EXERCISE AIM:
Take the material and output all of it exactly.

----- EXTRACTED INFORMATION

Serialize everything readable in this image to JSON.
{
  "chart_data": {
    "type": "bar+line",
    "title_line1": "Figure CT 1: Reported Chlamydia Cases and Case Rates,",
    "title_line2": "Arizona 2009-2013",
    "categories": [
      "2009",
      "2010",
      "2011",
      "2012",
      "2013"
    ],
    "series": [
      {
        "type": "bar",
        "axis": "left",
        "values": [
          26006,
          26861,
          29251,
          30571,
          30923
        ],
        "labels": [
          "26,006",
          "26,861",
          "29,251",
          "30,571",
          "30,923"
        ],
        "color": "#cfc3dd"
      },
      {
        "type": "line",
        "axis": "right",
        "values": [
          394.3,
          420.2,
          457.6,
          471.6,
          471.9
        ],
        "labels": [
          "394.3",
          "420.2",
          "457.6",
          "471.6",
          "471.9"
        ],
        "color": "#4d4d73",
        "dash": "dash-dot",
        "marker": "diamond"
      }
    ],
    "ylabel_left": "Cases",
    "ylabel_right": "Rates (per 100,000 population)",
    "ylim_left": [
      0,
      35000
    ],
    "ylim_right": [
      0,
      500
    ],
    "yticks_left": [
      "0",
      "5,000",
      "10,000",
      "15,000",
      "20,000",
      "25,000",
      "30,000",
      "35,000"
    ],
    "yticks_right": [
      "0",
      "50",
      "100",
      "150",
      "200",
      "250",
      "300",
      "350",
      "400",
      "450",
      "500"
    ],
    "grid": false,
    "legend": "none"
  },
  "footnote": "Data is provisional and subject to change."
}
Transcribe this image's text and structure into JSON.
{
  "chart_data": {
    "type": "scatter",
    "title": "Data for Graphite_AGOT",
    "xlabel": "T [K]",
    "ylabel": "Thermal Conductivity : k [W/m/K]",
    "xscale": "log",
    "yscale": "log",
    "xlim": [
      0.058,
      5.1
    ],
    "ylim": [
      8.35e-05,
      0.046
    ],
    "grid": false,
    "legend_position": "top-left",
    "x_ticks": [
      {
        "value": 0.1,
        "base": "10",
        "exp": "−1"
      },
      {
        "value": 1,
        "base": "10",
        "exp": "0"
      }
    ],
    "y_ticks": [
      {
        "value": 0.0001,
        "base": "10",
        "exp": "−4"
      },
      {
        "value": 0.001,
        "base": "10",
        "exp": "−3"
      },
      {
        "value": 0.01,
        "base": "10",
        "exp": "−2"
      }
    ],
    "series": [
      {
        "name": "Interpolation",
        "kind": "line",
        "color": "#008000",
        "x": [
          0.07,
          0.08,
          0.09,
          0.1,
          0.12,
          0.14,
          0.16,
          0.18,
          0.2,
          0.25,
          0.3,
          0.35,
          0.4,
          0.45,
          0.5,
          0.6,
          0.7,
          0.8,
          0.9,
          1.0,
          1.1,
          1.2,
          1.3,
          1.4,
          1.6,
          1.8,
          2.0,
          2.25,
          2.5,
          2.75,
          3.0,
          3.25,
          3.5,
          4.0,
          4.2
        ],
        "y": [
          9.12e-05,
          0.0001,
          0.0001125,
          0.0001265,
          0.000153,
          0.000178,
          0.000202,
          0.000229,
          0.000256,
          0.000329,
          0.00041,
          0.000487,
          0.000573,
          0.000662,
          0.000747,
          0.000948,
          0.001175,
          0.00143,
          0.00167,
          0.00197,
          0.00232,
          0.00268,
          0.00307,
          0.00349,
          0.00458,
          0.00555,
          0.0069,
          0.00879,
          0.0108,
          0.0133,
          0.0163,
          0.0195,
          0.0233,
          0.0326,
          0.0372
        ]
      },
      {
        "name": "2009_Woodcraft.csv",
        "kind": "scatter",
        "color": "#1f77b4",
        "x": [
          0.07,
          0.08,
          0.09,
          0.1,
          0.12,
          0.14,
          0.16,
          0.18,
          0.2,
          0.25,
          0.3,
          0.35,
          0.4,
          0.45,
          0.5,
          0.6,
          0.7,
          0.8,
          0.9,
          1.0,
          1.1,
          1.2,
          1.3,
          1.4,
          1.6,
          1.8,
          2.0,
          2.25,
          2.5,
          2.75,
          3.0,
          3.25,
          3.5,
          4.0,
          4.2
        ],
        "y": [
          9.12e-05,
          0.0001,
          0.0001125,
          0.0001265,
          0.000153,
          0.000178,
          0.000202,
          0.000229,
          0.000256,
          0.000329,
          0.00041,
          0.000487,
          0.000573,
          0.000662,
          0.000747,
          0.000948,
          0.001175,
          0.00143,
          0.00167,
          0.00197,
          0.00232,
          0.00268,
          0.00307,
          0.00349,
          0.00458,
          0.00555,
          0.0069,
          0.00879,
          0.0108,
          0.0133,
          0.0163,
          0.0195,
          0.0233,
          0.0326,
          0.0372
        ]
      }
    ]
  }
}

----------

SOLUTION FOR THIS EXERCISE:
Serialize everything readable in this image to JSON.
{
  "chart_data": {
    "type": "bar+line",
    "title_line1": "Figure CT 1: Reported Chlamydia Cases and Case Rates,",
    "title_line2": "Arizona 2009-2013",
    "categories": [
      "2009",
      "2010",
      "2011",
      "2012",
      "2013"
    ],
    "series": [
      {
        "type": "bar",
        "axis": "left",
        "values": [
          26006,
          26861,
          29251,
          30571,
          30923
        ],
        "labels": [
          "26,006",
          "26,861",
          "29,251",
          "30,571",
          "30,923"
        ],
        "color": "#cfc3dd"
      },
      {
        "type": "line",
        "axis": "right",
        "values": [
          394.3,
          420.2,
          457.6,
          471.6,
          471.9
        ],
        "labels": [
          "394.3",
          "420.2",
          "457.6",
          "471.6",
          "471.9"
        ],
        "color": "#4d4d73",
        "dash": "dash-dot",
        "marker": "diamond"
      }
    ],
    "ylabel_left": "Cases",
    "ylabel_right": "Rates (per 100,000 population)",
    "ylim_left": [
      0,
      35000
    ],
    "ylim_right": [
      0,
      500
    ],
    "yticks_left": [
      "0",
      "5,000",
      "10,000",
      "15,000",
      "20,000",
      "25,000",
      "30,000",
      "35,000"
    ],
    "yticks_right": [
      "0",
      "50",
      "100",
      "150",
      "200",
      "250",
      "300",
      "350",
      "400",
      "450",
      "500"
    ],
    "grid": false,
    "legend": "none"
  },
  "footnote": "Data is provisional and subject to change."
}
Transcribe this image's text and structure into JSON.
{
  "chart_data": {
    "type": "scatter",
    "title": "Data for Graphite_AGOT",
    "xlabel": "T [K]",
    "ylabel": "Thermal Conductivity : k [W/m/K]",
    "xscale": "log",
    "yscale": "log",
    "xlim": [
      0.058,
      5.1
    ],
    "ylim": [
      8.35e-05,
      0.046
    ],
    "grid": false,
    "legend_position": "top-left",
    "x_ticks": [
      {
        "value": 0.1,
        "base": "10",
        "exp": "−1"
      },
      {
        "value": 1,
        "base": "10",
        "exp": "0"
      }
    ],
    "y_ticks": [
      {
        "value": 0.0001,
        "base": "10",
        "exp": "−4"
      },
      {
        "value": 0.001,
        "base": "10",
        "exp": "−3"
      },
      {
        "value": 0.01,
        "base": "10",
        "exp": "−2"
      }
    ],
    "series": [
      {
        "name": "Interpolation",
        "kind": "line",
        "color": "#008000",
        "x": [
          0.07,
          0.08,
          0.09,
          0.1,
          0.12,
          0.14,
          0.16,
          0.18,
          0.2,
          0.25,
          0.3,
          0.35,
          0.4,
          0.45,
          0.5,
          0.6,
          0.7,
          0.8,
          0.9,
          1.0,
          1.1,
          1.2,
          1.3,
          1.4,
          1.6,
          1.8,
          2.0,
          2.25,
          2.5,
          2.75,
          3.0,
          3.25,
          3.5,
          4.0,
          4.2
        ],
        "y": [
          9.12e-05,
          0.0001,
          0.0001125,
          0.0001265,
          0.000153,
          0.000178,
          0.000202,
          0.000229,
          0.000256,
          0.000329,
          0.00041,
          0.000487,
          0.000573,
          0.000662,
          0.000747,
          0.000948,
          0.001175,
          0.00143,
          0.00167,
          0.00197,
          0.00232,
          0.00268,
          0.00307,
          0.00349,
          0.00458,
          0.00555,
          0.0069,
          0.00879,
          0.0108,
          0.0133,
          0.0163,
          0.0195,
          0.0233,
          0.0326,
          0.0372
        ]
      },
      {
        "name": "2009_Woodcraft.csv",
        "kind": "scatter",
        "color": "#1f77b4",
        "x": [
          0.07,
          0.08,
          0.09,
          0.1,
          0.12,
          0.14,
          0.16,
          0.18,
          0.2,
          0.25,
          0.3,
          0.35,
          0.4,
          0.45,
          0.5,
          0.6,
          0.7,
          0.8,
          0.9,
          1.0,
          1.1,
          1.2,
          1.3,
          1.4,
          1.6,
          1.8,
          2.0,
          2.25,
          2.5,
          2.75,
          3.0,
          3.25,
          3.5,
          4.0,
          4.2
        ],
        "y": [
          9.12e-05,
          0.0001,
          0.0001125,
          0.0001265,
          0.000153,
          0.000178,
          0.000202,
          0.000229,
          0.000256,
          0.000329,
          0.00041,
          0.000487,
          0.000573,
          0.000662,
          0.000747,
          0.000948,
          0.001175,
          0.00143,
          0.00167,
          0.00197,
          0.00232,
          0.00268,
          0.00307,
          0.00349,
          0.00458,
          0.00555,
          0.0069,
          0.00879,
          0.0108,
          0.0133,
          0.0163,
          0.0195,
          0.0233,
          0.0326,
          0.0372
        ]
      }
    ]
  }
}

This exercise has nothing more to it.